Stored items from a collection:
******

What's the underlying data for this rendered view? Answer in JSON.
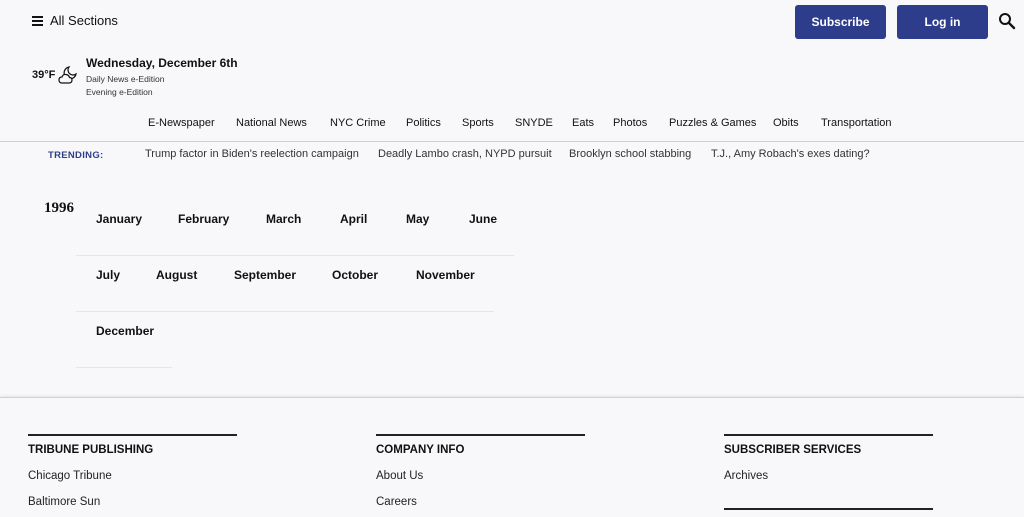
{
  "header": {
    "sections_label": "All Sections",
    "subscribe_label": "Subscribe",
    "login_label": "Log in",
    "search_icon": "search-icon",
    "weather": {
      "temp": "39°F",
      "icon": "partly-cloudy-night-icon"
    },
    "date": "Wednesday, December 6th",
    "edition_daily": "Daily News e-Edition",
    "edition_evening": "Evening e-Edition",
    "accent_color": "#2e3c8c"
  },
  "nav": {
    "items": [
      "E-Newspaper",
      "National News",
      "NYC Crime",
      "Politics",
      "Sports",
      "SNYDE",
      "Eats",
      "Photos",
      "Puzzles & Games",
      "Obits",
      "Transportation"
    ]
  },
  "trending": {
    "label": "TRENDING:",
    "items": [
      "Trump factor in Biden's reelection campaign",
      "Deadly Lambo crash, NYPD pursuit",
      "Brooklyn school stabbing",
      "T.J., Amy Robach's exes dating?"
    ]
  },
  "archive": {
    "year": "1996",
    "months": [
      "January",
      "February",
      "March",
      "April",
      "May",
      "June",
      "July",
      "August",
      "September",
      "October",
      "November",
      "December"
    ]
  },
  "footer": {
    "col1": {
      "title": "TRIBUNE PUBLISHING",
      "links": [
        "Chicago Tribune",
        "Baltimore Sun"
      ]
    },
    "col2": {
      "title": "COMPANY INFO",
      "links": [
        "About Us",
        "Careers"
      ]
    },
    "col3": {
      "title": "SUBSCRIBER SERVICES",
      "links": [
        "Archives"
      ]
    }
  }
}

******

Exercise requirements -> Your answer should be a single number: how many lines of the material contain the word "Edition".

Result of this task -> 2